* Start RAW RECORDS *

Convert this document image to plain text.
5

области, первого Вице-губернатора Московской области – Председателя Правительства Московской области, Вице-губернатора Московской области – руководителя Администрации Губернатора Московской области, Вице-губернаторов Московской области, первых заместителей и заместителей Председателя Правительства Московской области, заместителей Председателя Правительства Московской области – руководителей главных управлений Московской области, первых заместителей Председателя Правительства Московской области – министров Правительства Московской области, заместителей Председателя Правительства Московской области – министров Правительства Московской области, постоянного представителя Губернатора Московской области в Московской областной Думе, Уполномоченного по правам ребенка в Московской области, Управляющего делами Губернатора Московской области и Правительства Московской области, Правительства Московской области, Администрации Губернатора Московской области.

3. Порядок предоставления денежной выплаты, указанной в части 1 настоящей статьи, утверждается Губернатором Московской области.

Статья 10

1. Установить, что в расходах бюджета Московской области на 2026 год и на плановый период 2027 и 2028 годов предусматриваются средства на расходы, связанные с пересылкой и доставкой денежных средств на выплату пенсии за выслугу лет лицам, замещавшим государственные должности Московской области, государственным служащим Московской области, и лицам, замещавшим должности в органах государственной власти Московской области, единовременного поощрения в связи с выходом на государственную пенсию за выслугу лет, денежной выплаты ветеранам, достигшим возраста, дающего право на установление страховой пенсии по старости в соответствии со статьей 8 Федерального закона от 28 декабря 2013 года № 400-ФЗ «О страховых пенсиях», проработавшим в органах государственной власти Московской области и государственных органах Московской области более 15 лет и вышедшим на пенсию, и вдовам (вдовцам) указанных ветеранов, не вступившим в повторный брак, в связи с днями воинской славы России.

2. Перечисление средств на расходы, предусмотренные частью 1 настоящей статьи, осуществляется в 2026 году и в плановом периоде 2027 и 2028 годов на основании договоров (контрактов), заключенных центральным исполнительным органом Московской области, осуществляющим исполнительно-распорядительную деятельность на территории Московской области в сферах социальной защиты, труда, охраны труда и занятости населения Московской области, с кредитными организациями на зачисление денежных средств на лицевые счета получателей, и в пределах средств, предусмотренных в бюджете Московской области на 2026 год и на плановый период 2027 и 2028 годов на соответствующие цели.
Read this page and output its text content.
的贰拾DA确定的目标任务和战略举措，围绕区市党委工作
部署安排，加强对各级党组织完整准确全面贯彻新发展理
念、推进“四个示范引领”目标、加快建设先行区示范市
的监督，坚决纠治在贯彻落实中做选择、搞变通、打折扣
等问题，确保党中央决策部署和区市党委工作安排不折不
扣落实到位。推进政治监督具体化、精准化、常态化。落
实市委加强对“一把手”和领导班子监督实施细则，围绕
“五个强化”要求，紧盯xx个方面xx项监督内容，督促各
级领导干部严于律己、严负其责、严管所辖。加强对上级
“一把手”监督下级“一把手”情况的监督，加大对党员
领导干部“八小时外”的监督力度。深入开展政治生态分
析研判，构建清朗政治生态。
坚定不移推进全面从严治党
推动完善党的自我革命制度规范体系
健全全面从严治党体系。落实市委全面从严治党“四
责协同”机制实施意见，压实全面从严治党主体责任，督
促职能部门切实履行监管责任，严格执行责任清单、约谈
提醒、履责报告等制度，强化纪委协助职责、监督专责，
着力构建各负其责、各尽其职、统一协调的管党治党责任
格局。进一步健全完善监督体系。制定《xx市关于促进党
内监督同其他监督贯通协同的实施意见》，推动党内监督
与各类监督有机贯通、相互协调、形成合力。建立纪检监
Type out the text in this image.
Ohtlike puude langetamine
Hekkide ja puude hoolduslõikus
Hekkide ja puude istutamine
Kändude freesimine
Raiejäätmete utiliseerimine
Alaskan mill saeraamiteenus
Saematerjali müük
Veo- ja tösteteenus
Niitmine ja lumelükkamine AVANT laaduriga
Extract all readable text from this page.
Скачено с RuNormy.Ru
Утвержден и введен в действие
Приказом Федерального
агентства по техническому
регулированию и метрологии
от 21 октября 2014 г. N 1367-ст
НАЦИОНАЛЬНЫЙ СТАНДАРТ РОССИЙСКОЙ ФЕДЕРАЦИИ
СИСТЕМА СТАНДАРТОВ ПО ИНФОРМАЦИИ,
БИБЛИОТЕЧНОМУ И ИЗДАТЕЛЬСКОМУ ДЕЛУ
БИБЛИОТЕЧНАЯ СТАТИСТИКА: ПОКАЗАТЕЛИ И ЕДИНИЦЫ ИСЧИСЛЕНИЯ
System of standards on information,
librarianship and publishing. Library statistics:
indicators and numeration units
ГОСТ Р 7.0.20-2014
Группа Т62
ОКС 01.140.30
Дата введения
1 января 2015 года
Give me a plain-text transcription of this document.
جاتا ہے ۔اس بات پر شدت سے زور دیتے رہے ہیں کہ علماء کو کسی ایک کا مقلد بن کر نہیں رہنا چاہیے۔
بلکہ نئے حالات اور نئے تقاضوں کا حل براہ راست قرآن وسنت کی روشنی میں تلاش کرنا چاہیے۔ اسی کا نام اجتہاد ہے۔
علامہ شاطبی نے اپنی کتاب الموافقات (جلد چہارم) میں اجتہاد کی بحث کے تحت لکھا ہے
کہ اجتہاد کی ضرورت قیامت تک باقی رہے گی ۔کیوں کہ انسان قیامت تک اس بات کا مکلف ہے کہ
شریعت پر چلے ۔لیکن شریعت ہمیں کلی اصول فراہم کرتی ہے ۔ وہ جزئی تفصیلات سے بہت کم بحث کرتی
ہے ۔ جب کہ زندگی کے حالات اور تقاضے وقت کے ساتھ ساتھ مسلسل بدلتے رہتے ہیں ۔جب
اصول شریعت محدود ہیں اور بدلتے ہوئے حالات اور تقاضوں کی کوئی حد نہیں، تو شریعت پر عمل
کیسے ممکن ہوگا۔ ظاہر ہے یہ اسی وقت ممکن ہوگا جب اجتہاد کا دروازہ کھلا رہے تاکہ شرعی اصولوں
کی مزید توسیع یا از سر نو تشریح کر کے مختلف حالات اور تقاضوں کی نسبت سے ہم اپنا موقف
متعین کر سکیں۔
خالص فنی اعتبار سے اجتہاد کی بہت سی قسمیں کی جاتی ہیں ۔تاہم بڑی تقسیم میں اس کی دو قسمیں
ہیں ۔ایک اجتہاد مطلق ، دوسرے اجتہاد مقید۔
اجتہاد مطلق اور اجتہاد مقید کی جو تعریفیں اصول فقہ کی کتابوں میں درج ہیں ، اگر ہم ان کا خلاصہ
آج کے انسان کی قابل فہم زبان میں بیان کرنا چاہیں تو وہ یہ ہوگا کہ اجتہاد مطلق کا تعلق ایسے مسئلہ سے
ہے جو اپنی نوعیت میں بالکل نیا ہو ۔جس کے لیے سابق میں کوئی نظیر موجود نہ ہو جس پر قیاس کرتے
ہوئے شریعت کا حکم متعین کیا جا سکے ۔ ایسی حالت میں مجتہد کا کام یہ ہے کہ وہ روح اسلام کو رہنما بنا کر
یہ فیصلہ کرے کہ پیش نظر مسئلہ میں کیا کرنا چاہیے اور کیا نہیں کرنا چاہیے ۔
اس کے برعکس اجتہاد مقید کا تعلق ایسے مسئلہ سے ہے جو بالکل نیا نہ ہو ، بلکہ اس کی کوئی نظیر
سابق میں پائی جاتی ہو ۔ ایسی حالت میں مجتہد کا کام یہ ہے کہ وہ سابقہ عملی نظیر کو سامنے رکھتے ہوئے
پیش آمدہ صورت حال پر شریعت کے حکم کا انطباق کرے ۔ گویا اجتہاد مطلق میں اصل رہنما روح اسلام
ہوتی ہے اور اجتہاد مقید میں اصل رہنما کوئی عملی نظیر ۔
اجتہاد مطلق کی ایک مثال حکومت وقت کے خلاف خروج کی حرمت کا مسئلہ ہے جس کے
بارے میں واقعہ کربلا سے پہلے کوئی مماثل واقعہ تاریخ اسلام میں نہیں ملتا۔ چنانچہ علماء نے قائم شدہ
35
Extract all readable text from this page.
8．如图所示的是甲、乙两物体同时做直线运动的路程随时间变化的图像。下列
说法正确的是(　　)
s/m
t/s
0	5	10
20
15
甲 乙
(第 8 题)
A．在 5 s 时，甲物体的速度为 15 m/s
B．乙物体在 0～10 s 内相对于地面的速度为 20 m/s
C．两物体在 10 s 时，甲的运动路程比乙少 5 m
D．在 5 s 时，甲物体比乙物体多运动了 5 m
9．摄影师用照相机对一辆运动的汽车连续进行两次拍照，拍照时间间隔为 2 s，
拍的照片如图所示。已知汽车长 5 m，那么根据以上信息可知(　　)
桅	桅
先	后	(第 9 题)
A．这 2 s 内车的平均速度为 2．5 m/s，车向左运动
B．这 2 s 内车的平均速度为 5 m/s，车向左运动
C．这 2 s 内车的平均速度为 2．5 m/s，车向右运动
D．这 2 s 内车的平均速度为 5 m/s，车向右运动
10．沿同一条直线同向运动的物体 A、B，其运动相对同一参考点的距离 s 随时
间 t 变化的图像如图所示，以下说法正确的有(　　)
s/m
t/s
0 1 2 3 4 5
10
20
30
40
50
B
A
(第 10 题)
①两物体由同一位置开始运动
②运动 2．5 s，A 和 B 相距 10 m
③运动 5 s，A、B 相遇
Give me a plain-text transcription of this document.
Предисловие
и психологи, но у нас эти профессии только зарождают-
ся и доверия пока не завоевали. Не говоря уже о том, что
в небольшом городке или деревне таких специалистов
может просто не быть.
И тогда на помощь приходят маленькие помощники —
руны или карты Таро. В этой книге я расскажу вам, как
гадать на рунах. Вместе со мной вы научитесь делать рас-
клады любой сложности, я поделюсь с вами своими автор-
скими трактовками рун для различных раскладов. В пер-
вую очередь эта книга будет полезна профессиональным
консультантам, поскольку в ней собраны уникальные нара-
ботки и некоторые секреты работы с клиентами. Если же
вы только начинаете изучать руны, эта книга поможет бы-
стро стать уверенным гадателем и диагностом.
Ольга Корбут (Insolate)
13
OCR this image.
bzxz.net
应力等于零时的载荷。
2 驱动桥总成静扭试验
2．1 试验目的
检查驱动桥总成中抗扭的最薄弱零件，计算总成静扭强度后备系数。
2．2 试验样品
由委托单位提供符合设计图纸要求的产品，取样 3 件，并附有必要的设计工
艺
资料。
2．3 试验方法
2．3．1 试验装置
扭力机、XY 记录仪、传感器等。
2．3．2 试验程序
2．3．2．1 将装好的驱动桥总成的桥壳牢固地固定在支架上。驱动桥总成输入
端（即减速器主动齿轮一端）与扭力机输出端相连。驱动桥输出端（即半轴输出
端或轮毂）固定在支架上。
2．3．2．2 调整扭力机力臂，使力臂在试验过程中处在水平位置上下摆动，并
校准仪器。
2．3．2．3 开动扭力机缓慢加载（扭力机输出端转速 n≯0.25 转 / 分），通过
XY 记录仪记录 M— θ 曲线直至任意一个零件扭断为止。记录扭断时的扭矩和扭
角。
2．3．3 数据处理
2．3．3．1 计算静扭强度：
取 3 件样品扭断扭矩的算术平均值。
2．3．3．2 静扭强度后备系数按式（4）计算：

* End RAW RECORDS *

*EXERCISE DIRECTIONS:*
From the listing above, return each line with the word "image".

*FULL RESPONSE:*
Convert this document image to plain text.
Type out the text in this image.
OCR this image.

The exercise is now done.